▶ [Texto do exercício]:
____________________
Não existe 'trôpa' nem 'zuada'?


Aos 95 anos, meu avô de vez em quando cambaleava no quintal e rapidamente encontrava um lugar para escorar seu corpo magro, mas pouco debilitado. Ao ser questionado se era tontura, ele discordava. “As pernas que estão trôpas”. A adolescente questionadora ainda retrucava. “Vô, o que é trôpa?”. “Trôpa é trôpa. Quando você fica velho ‘as perna’ (sic) fica trôpa e pronto”.

Em alguns dias a perna estava boa, mas ele não escutava direito o que a gente falava. Era porque o ouvido “tava com zuada”. “Mas vô, o que é ‘zuada’?”. “Zuada é uma zuada forte menina, que perguntação”. Limpávamos o ouvido e ficava tudo certo, mas ele não conseguia enxergar de longe, porque os olhos ficavam “meio assim” (explicação dada com a ajuda de um movimento das mãos), que deveria significar embaçado. A cirurgia para catarata melhorou.
____________________
▶ [Explore o material]:
1) Reproduza o trecho do texto sobre o avô começando em "Não existe 'trôpa'" e seguindo até "para catarata melhorou.".
2) Responda às perguntas abaixo com base no texto sobre o avô.
(a) Que idade tinha o avô?
(b) Segundo o avô, que parte do corpo estava "trôpa"?
(c) O que se fazia para resolver a "zuada" no ouvido?
3) Dê continuidade ao texto sobre o avô, escrevendo o trecho que viria logo depois da última frase.

▶ [Dados fornecidos]:
____________________
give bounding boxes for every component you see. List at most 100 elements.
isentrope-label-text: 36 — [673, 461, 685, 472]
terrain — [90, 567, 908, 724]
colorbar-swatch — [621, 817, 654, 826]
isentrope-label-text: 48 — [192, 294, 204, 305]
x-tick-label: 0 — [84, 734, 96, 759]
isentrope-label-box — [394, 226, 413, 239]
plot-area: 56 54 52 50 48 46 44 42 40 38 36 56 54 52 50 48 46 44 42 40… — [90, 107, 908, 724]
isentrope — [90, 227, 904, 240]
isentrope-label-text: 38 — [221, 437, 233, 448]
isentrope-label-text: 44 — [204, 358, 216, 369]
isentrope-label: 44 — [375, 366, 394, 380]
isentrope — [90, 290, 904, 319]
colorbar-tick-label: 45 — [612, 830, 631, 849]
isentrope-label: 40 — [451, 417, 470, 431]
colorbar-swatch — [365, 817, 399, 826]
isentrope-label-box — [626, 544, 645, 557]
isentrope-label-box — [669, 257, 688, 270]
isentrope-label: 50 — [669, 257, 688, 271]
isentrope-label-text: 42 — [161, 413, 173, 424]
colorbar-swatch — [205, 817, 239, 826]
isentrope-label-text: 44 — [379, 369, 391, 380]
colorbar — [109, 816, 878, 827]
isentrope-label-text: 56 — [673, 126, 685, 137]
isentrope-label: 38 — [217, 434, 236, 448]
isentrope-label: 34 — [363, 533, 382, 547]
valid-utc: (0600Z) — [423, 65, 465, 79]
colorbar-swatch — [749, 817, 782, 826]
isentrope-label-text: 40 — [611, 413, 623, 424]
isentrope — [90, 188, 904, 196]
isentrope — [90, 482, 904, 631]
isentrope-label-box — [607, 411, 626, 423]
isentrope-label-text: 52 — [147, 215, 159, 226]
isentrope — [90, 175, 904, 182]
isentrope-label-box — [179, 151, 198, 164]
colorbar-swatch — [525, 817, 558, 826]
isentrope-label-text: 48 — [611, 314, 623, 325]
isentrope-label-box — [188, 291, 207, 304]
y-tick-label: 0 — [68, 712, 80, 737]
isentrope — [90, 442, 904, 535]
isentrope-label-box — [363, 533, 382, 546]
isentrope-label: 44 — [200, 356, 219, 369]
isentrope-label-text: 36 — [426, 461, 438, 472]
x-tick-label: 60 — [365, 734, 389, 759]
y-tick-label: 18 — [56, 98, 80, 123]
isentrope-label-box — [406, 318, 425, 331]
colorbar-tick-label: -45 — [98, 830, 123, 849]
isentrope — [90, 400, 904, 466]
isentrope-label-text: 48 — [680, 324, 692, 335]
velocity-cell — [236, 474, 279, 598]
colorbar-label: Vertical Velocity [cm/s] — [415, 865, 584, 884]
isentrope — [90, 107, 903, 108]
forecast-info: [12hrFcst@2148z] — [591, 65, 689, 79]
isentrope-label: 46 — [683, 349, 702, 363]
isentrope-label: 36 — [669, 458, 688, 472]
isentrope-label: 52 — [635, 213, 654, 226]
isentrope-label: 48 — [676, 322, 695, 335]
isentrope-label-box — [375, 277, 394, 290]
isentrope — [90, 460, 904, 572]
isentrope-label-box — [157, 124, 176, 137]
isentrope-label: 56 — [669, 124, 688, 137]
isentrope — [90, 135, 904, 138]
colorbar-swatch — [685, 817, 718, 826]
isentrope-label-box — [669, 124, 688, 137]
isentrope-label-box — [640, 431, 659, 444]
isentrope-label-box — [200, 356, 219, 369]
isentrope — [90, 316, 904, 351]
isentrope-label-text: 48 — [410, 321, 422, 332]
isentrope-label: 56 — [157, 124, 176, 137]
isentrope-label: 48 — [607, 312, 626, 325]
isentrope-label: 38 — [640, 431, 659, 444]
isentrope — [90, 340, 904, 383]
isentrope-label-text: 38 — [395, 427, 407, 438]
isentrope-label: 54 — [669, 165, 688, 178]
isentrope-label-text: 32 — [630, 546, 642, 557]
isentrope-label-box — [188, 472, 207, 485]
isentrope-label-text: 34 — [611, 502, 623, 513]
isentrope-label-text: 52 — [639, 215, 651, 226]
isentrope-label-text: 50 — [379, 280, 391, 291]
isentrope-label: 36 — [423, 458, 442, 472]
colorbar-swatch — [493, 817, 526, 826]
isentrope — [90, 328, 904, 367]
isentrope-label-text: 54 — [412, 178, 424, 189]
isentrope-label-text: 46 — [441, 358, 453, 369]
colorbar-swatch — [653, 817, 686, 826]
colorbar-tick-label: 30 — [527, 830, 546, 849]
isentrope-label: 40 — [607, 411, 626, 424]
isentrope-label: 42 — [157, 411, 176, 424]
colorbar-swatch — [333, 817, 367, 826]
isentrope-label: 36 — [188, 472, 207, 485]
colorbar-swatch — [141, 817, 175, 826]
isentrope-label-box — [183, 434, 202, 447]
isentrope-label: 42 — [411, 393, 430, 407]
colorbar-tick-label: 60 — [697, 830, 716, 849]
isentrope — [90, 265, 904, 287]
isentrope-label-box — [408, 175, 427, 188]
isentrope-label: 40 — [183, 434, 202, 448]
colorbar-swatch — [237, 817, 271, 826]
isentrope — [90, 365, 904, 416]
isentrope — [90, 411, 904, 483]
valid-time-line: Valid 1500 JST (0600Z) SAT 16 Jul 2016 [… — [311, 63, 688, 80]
____________________
▶ [Respostas por item]:
1)
Não existe 'trôpa' nem 'zuada'?


Aos 95 anos, meu avô de vez em quando cambaleava no quintal e rapidamente encontrava um lugar para escorar seu corpo magro, mas pouco debilitado. Ao ser questionado se era tontura, ele discordava. “As pernas que estão trôpas”. A adolescente questionadora ainda retrucava. “Vô, o que é trôpa?”. “Trôpa é trôpa. Quando você fica velho ‘as perna’ (sic) fica trôpa e pronto”.

Em alguns dias a perna estava boa, mas ele não escutava direito o que a gente falava. Era porque o ouvido “tava com zuada”. “Mas vô, o que é ‘zuada’?”. “Zuada é uma zuada forte menina, que perguntação”. Limpávamos o ouvido e ficava tudo certo, mas ele não conseguia enxergar de longe, porque os olhos ficavam “meio assim” (explicação dada com a ajuda de um movimento das mãos), que deveria significar embaçado. A cirurgia para catarata melhorou.

2)
(a) 95 anos.
(b) As pernas.
(c) Limpava-se o ouvido.

3)
Apesar da dificuldade em se expressar, a situação era compreensível. Não sabemos até que série cursou na escola, ou se sequer frequentou. Os únicos sinais que dava era uma escrita lenta e uma leitura igualmente complicada. Mesmo com a falta do estudo, teve uma sabedoria fantástica para guiar a família, comprar um terreno que pudesse se tornar herança, e orientar a única filha a estudar.

Meu avô não se importava com o jeito certo de pronunciar o que sentia. A obrigação de identificar os problemas de saúde por meio dos sintomas era do médico, independente se a primeira queixa era “trôpa” ou “peleumonia”. Se teria que fazer “raôxis” ou algum exame para ver o que seria essa “zuada” no ouvido.

Ao paciente somente cabia a força de vontade para procurar ajuda. Ao médico, a humildade para atender.